Of the lines listed below, how many contain the string "start"? Answer with the number alone.
______
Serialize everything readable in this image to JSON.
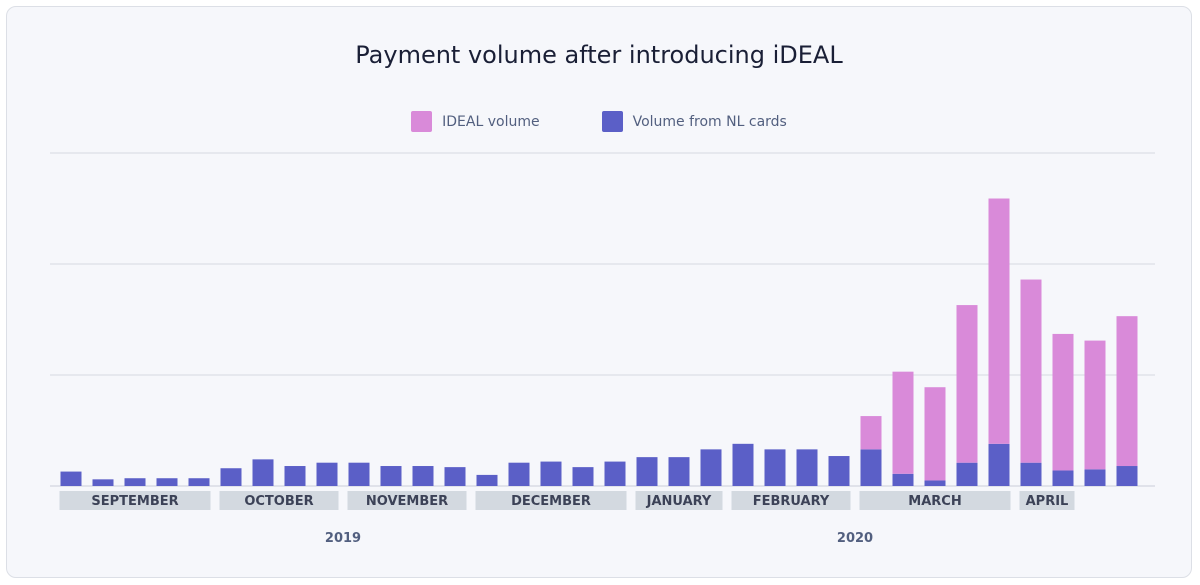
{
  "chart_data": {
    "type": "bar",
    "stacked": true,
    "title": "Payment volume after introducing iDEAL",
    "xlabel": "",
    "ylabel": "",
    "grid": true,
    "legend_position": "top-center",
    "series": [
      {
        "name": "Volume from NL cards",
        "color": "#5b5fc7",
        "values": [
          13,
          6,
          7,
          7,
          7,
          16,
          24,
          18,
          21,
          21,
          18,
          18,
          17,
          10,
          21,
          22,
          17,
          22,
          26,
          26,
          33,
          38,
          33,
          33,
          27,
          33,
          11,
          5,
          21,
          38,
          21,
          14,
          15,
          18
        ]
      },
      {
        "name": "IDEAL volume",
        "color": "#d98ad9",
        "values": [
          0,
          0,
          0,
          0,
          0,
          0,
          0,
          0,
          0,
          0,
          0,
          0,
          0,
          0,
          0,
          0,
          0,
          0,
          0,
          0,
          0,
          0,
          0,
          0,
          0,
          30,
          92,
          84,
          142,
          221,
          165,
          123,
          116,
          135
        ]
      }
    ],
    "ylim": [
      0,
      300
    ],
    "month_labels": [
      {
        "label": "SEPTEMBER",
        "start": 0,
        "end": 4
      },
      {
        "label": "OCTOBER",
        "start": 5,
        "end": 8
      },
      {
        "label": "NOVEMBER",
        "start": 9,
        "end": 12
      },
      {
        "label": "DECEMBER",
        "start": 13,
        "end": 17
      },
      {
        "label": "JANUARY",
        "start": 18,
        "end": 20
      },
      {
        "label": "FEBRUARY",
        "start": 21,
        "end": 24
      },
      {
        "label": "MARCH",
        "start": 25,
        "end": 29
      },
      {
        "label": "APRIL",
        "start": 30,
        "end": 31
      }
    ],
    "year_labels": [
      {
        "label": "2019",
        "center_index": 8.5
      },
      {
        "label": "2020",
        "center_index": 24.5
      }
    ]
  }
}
______
Solution: 8